◆ The problem:
Could you write out every record below exactly, leaving out any pictures?

◆ Figure data in JSON:
□ □ □ □ □ □ □

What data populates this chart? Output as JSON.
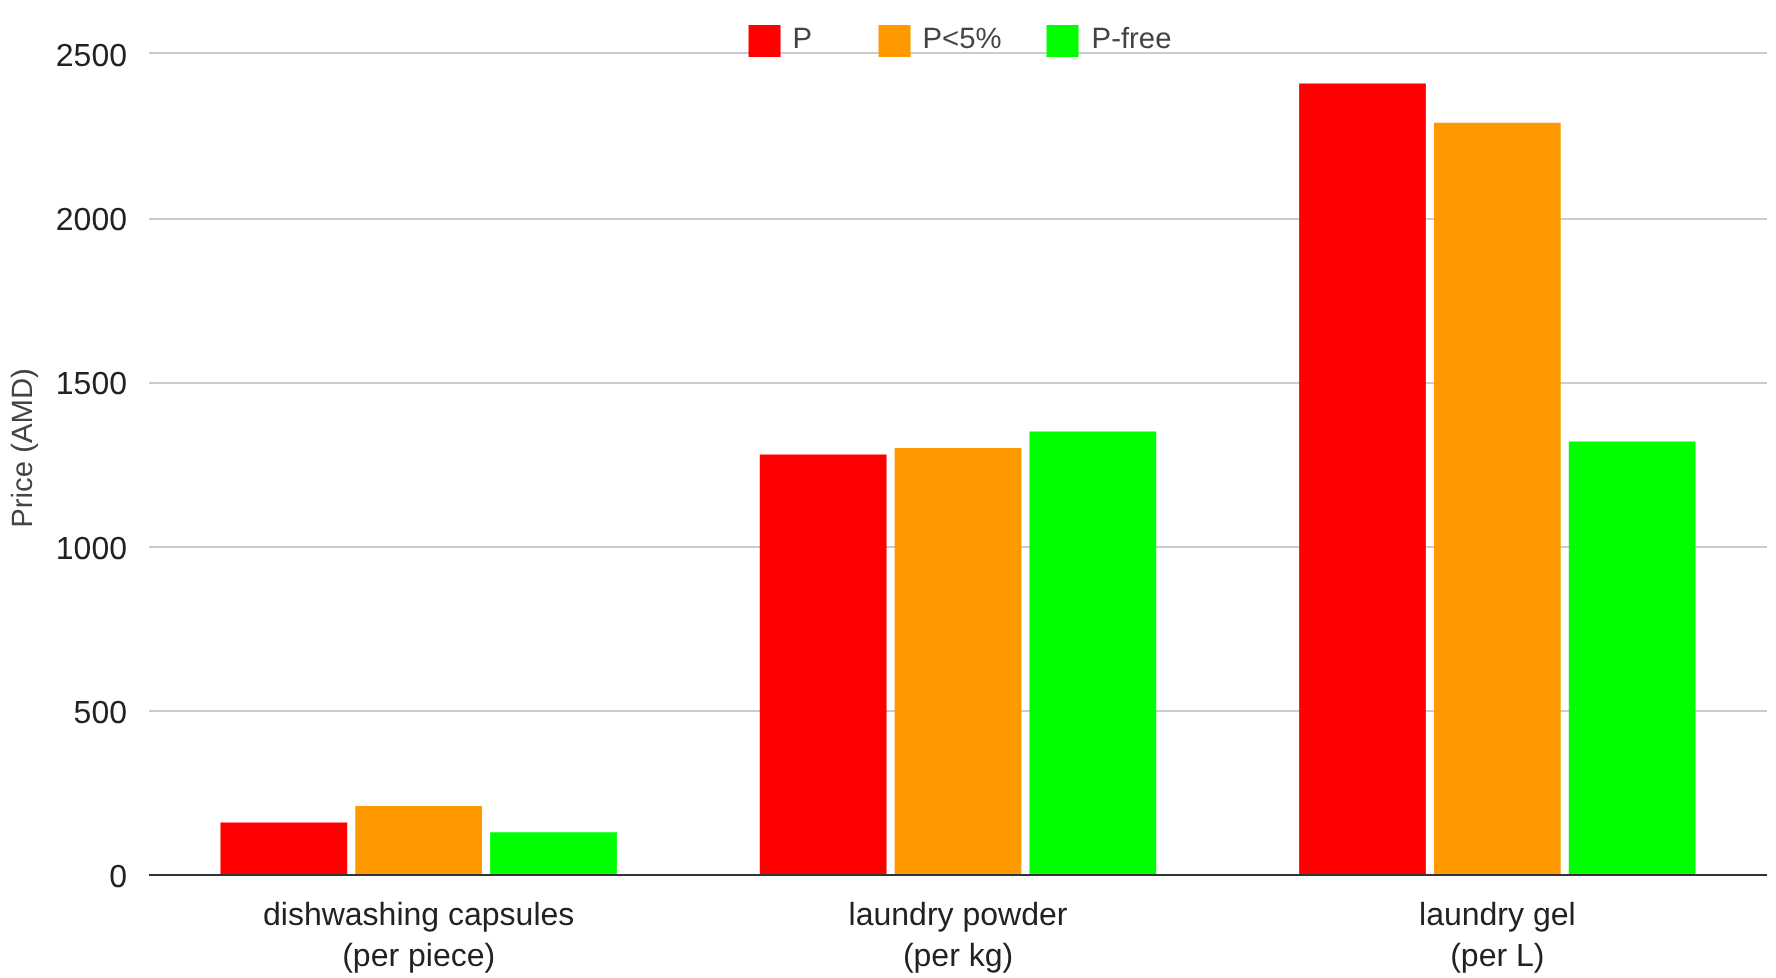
{
  "chart_data": {
    "type": "bar",
    "ylabel": "Price (AMD)",
    "categories": [
      "dishwashing capsules\n(per piece)",
      "laundry powder\n(per kg)",
      "laundry gel\n(per L)"
    ],
    "series": [
      {
        "name": "P",
        "color": "#ff0000",
        "values": [
          160,
          1280,
          2410
        ]
      },
      {
        "name": "P<5%",
        "color": "#ff9900",
        "values": [
          210,
          1300,
          2290
        ]
      },
      {
        "name": "P-free",
        "color": "#00ff00",
        "values": [
          130,
          1350,
          1320
        ]
      }
    ],
    "ylim": [
      0,
      2600
    ],
    "yticks": [
      0,
      500,
      1000,
      1500,
      2000,
      2500
    ],
    "grid": "y",
    "legend": "top"
  }
}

□ □ □ □ □ □ □

◆ Result of this exercise:
What data populates this chart? Output as JSON.
{
  "chart_data": {
    "type": "bar",
    "ylabel": "Price (AMD)",
    "categories": [
      "dishwashing capsules\n(per piece)",
      "laundry powder\n(per kg)",
      "laundry gel\n(per L)"
    ],
    "series": [
      {
        "name": "P",
        "color": "#ff0000",
        "values": [
          160,
          1280,
          2410
        ]
      },
      {
        "name": "P<5%",
        "color": "#ff9900",
        "values": [
          210,
          1300,
          2290
        ]
      },
      {
        "name": "P-free",
        "color": "#00ff00",
        "values": [
          130,
          1350,
          1320
        ]
      }
    ],
    "ylim": [
      0,
      2600
    ],
    "yticks": [
      0,
      500,
      1000,
      1500,
      2000,
      2500
    ],
    "grid": "y",
    "legend": "top"
  }
}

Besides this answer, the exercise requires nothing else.